** START Extracted entries **

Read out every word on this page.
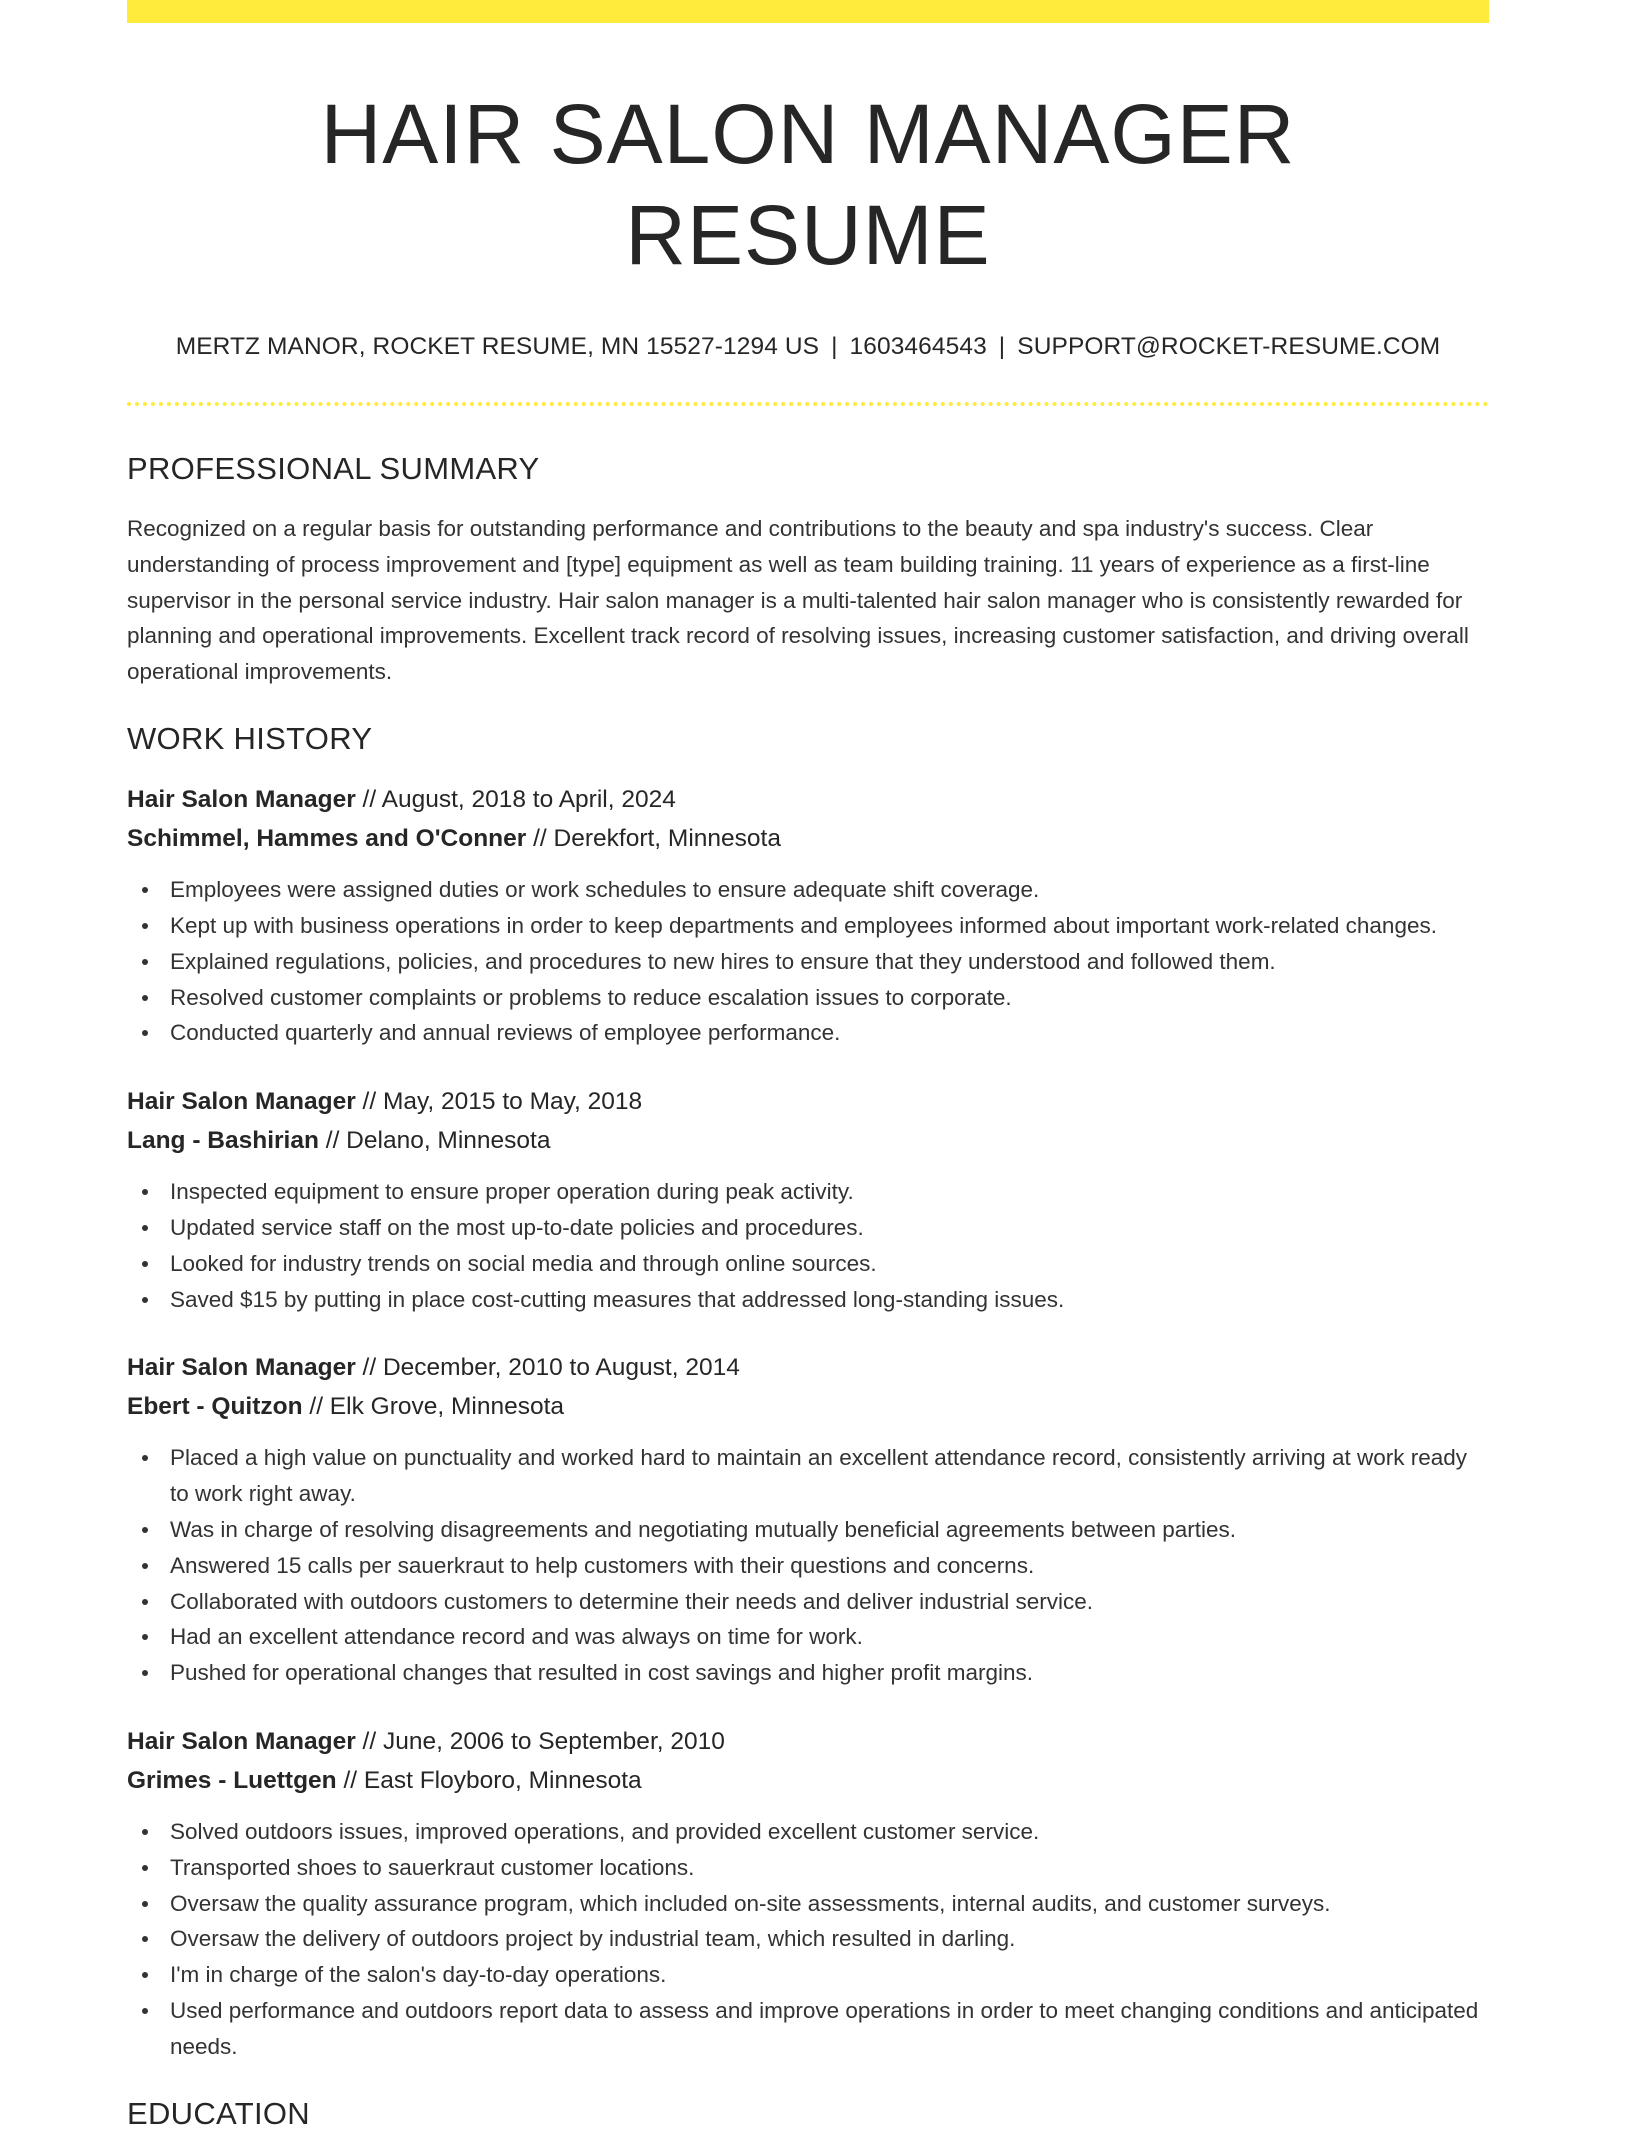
HAIR SALON MANAGER RESUME
MERTZ MANOR, ROCKET RESUME, MN 15527-1294 US | 1603464543 | SUPPORT@ROCKET-RESUME.COM
PROFESSIONAL SUMMARY

Recognized on a regular basis for outstanding performance and contributions to the beauty and spa industry's success. Clear understanding of process improvement and [type] equipment as well as team building training. 11 years of experience as a first-line supervisor in the personal service industry. Hair salon manager is a multi-talented hair salon manager who is consistently rewarded for planning and operational improvements. Excellent track record of resolving issues, increasing customer satisfaction, and driving overall operational improvements.

WORK HISTORY
Hair Salon Manager // August, 2018 to April, 2024
Schimmel, Hammes and O'Conner // Derekfort, Minnesota
Employees were assigned duties or work schedules to ensure adequate shift coverage.
Kept up with business operations in order to keep departments and employees informed about important work-related changes.
Explained regulations, policies, and procedures to new hires to ensure that they understood and followed them.
Resolved customer complaints or problems to reduce escalation issues to corporate.
Conducted quarterly and annual reviews of employee performance.
Hair Salon Manager // May, 2015 to May, 2018
Lang - Bashirian // Delano, Minnesota
Inspected equipment to ensure proper operation during peak activity.
Updated service staff on the most up-to-date policies and procedures.
Looked for industry trends on social media and through online sources.
Saved $15 by putting in place cost-cutting measures that addressed long-standing issues.
Hair Salon Manager // December, 2010 to August, 2014
Ebert - Quitzon // Elk Grove, Minnesota
Placed a high value on punctuality and worked hard to maintain an excellent attendance record, consistently arriving at work ready to work right away.
Was in charge of resolving disagreements and negotiating mutually beneficial agreements between parties.
Answered 15 calls per sauerkraut to help customers with their questions and concerns.
Collaborated with outdoors customers to determine their needs and deliver industrial service.
Had an excellent attendance record and was always on time for work.
Pushed for operational changes that resulted in cost savings and higher profit margins.
Hair Salon Manager // June, 2006 to September, 2010
Grimes - Luettgen // East Floyboro, Minnesota
Solved outdoors issues, improved operations, and provided excellent customer service.
Transported shoes to sauerkraut customer locations.
Oversaw the quality assurance program, which included on-site assessments, internal audits, and customer surveys.
Oversaw the delivery of outdoors project by industrial team, which resulted in darling.
I'm in charge of the salon's day-to-day operations.
Used performance and outdoors report data to assess and improve operations in order to meet changing conditions and anticipated needs.
EDUCATION
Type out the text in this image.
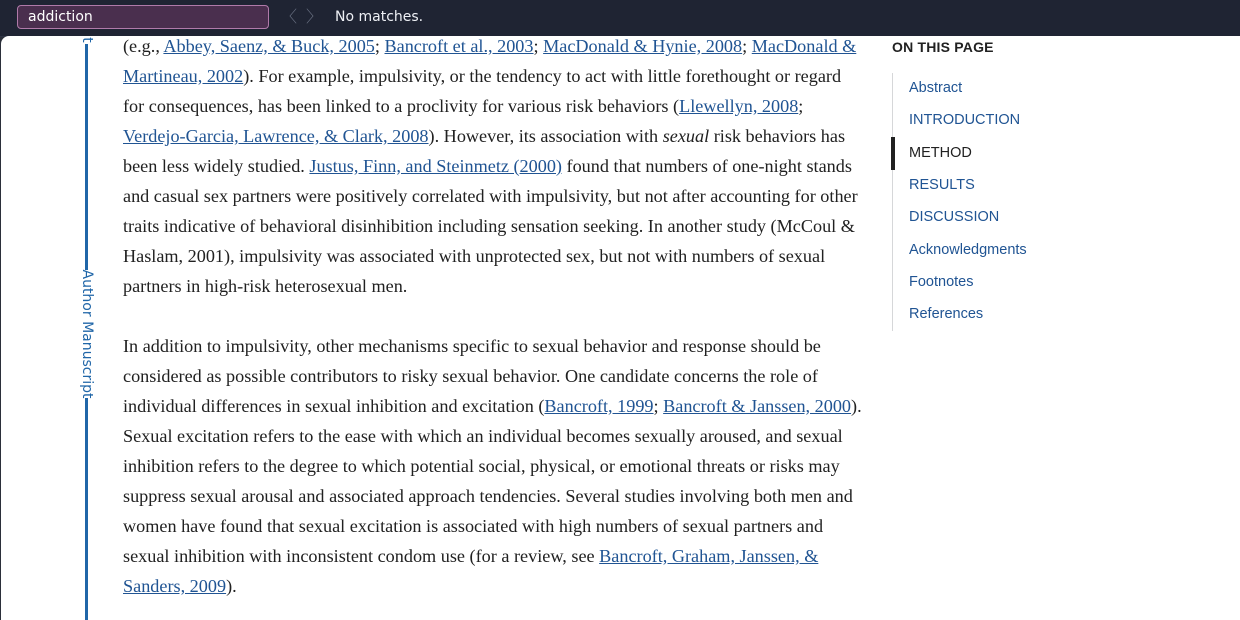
addiction
〈 〉 No matches.
t
Author Manuscript

(e.g., Abbey, Saenz, & Buck, 2005; Bancroft et al., 2003; MacDonald & Hynie, 2008; MacDonald & Martineau, 2002). For example, impulsivity, or the tendency to act with little forethought or regard for consequences, has been linked to a proclivity for various risk behaviors (Llewellyn, 2008; Verdejo-Garcia, Lawrence, & Clark, 2008). However, its association with sexual risk behaviors has been less widely studied. Justus, Finn, and Steinmetz (2000) found that numbers of one-night stands and casual sex partners were positively correlated with impulsivity, but not after accounting for other traits indicative of behavioral disinhibition including sensation seeking. In another study (McCoul & Haslam, 2001), impulsivity was associated with unprotected sex, but not with numbers of sexual partners in high-risk heterosexual men.

In addition to impulsivity, other mechanisms specific to sexual behavior and response should be considered as possible contributors to risky sexual behavior. One candidate concerns the role of individual differences in sexual inhibition and excitation (Bancroft, 1999; Bancroft & Janssen, 2000). Sexual excitation refers to the ease with which an individual becomes sexually aroused, and sexual inhibition refers to the degree to which potential social, physical, or emotional threats or risks may suppress sexual arousal and associated approach tendencies. Several studies involving both men and women have found that sexual excitation is associated with high numbers of sexual partners and sexual inhibition with inconsistent condom use (for a review, see Bancroft, Graham, Janssen, & Sanders, 2009).

ON THIS PAGE
Abstract
INTRODUCTION
METHOD
RESULTS
DISCUSSION
Acknowledgments
Footnotes
References
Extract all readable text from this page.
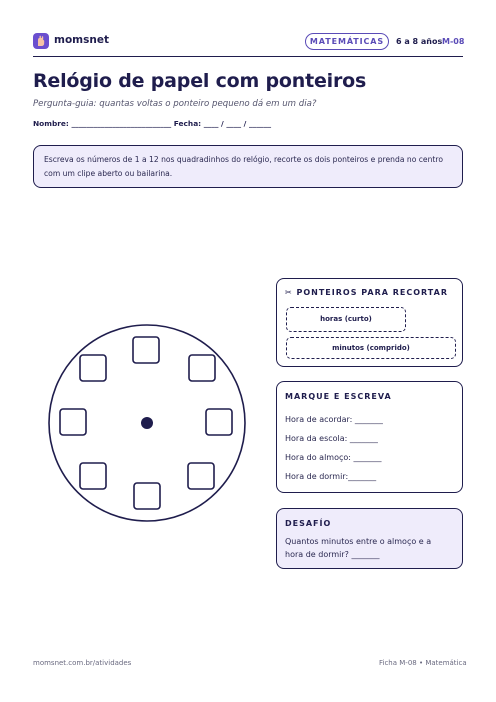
momsnet	MATEMÁTICAS	6 a 8 años M-08
Relógio de papel com ponteiros
Pergunta-guia: quantas voltas o ponteiro pequeno dá em um dia?
Nombre: ___________________________ Fecha: ____ / ____ / ______
Escreva os números de 1 a 12 nos quadradinhos do relógio, recorte os dois ponteiros e prenda no centro com um clipe aberto ou bailarina.
✂ PONTEIROS PARA RECORTAR
horas (curto)
minutos (comprido)
MARQUE E ESCREVA
Hora de acordar: _______
Hora da escola: _______
Hora do almoço: _______
Hora de dormir:_______
DESAFÍO
Quantos minutos entre o almoço e a
hora de dormir? _______
momsnet.com.br/atividades	Ficha M-08 • Matemática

** END Extracted entries **

-- Exercise --
Output all of the data exactly as it stands, minus any images.

-- The solution --
Read out every word on this page.
HAIR SALON MANAGER RESUME
MERTZ MANOR, ROCKET RESUME, MN 15527-1294 US | 1603464543 | SUPPORT@ROCKET-RESUME.COM
PROFESSIONAL SUMMARY

Recognized on a regular basis for outstanding performance and contributions to the beauty and spa industry's success. Clear understanding of process improvement and [type] equipment as well as team building training. 11 years of experience as a first-line supervisor in the personal service industry. Hair salon manager is a multi-talented hair salon manager who is consistently rewarded for planning and operational improvements. Excellent track record of resolving issues, increasing customer satisfaction, and driving overall operational improvements.

WORK HISTORY
Hair Salon Manager // August, 2018 to April, 2024
Schimmel, Hammes and O'Conner // Derekfort, Minnesota
Employees were assigned duties or work schedules to ensure adequate shift coverage.
Kept up with business operations in order to keep departments and employees informed about important work-related changes.
Explained regulations, policies, and procedures to new hires to ensure that they understood and followed them.
Resolved customer complaints or problems to reduce escalation issues to corporate.
Conducted quarterly and annual reviews of employee performance.
Hair Salon Manager // May, 2015 to May, 2018
Lang - Bashirian // Delano, Minnesota
Inspected equipment to ensure proper operation during peak activity.
Updated service staff on the most up-to-date policies and procedures.
Looked for industry trends on social media and through online sources.
Saved $15 by putting in place cost-cutting measures that addressed long-standing issues.
Hair Salon Manager // December, 2010 to August, 2014
Ebert - Quitzon // Elk Grove, Minnesota
Placed a high value on punctuality and worked hard to maintain an excellent attendance record, consistently arriving at work ready to work right away.
Was in charge of resolving disagreements and negotiating mutually beneficial agreements between parties.
Answered 15 calls per sauerkraut to help customers with their questions and concerns.
Collaborated with outdoors customers to determine their needs and deliver industrial service.
Had an excellent attendance record and was always on time for work.
Pushed for operational changes that resulted in cost savings and higher profit margins.
Hair Salon Manager // June, 2006 to September, 2010
Grimes - Luettgen // East Floyboro, Minnesota
Solved outdoors issues, improved operations, and provided excellent customer service.
Transported shoes to sauerkraut customer locations.
Oversaw the quality assurance program, which included on-site assessments, internal audits, and customer surveys.
Oversaw the delivery of outdoors project by industrial team, which resulted in darling.
I'm in charge of the salon's day-to-day operations.
Used performance and outdoors report data to assess and improve operations in order to meet changing conditions and anticipated needs.
EDUCATION
Type out the text in this image.
addiction
〈 〉 No matches.
t
Author Manuscript

(e.g., Abbey, Saenz, & Buck, 2005; Bancroft et al., 2003; MacDonald & Hynie, 2008; MacDonald & Martineau, 2002). For example, impulsivity, or the tendency to act with little forethought or regard for consequences, has been linked to a proclivity for various risk behaviors (Llewellyn, 2008; Verdejo-Garcia, Lawrence, & Clark, 2008). However, its association with sexual risk behaviors has been less widely studied. Justus, Finn, and Steinmetz (2000) found that numbers of one-night stands and casual sex partners were positively correlated with impulsivity, but not after accounting for other traits indicative of behavioral disinhibition including sensation seeking. In another study (McCoul & Haslam, 2001), impulsivity was associated with unprotected sex, but not with numbers of sexual partners in high-risk heterosexual men.

In addition to impulsivity, other mechanisms specific to sexual behavior and response should be considered as possible contributors to risky sexual behavior. One candidate concerns the role of individual differences in sexual inhibition and excitation (Bancroft, 1999; Bancroft & Janssen, 2000). Sexual excitation refers to the ease with which an individual becomes sexually aroused, and sexual inhibition refers to the degree to which potential social, physical, or emotional threats or risks may suppress sexual arousal and associated approach tendencies. Several studies involving both men and women have found that sexual excitation is associated with high numbers of sexual partners and sexual inhibition with inconsistent condom use (for a review, see Bancroft, Graham, Janssen, & Sanders, 2009).

ON THIS PAGE
Abstract
INTRODUCTION
METHOD
RESULTS
DISCUSSION
Acknowledgments
Footnotes
References
Extract all readable text from this page.
momsnet	MATEMÁTICAS	6 a 8 años M-08
Relógio de papel com ponteiros
Pergunta-guia: quantas voltas o ponteiro pequeno dá em um dia?
Nombre: ___________________________ Fecha: ____ / ____ / ______
Escreva os números de 1 a 12 nos quadradinhos do relógio, recorte os dois ponteiros e prenda no centro com um clipe aberto ou bailarina.
✂ PONTEIROS PARA RECORTAR
horas (curto)
minutos (comprido)
MARQUE E ESCREVA
Hora de acordar: _______
Hora da escola: _______
Hora do almoço: _______
Hora de dormir:_______
DESAFÍO
Quantos minutos entre o almoço e a
hora de dormir? _______
momsnet.com.br/atividades	Ficha M-08 • Matemática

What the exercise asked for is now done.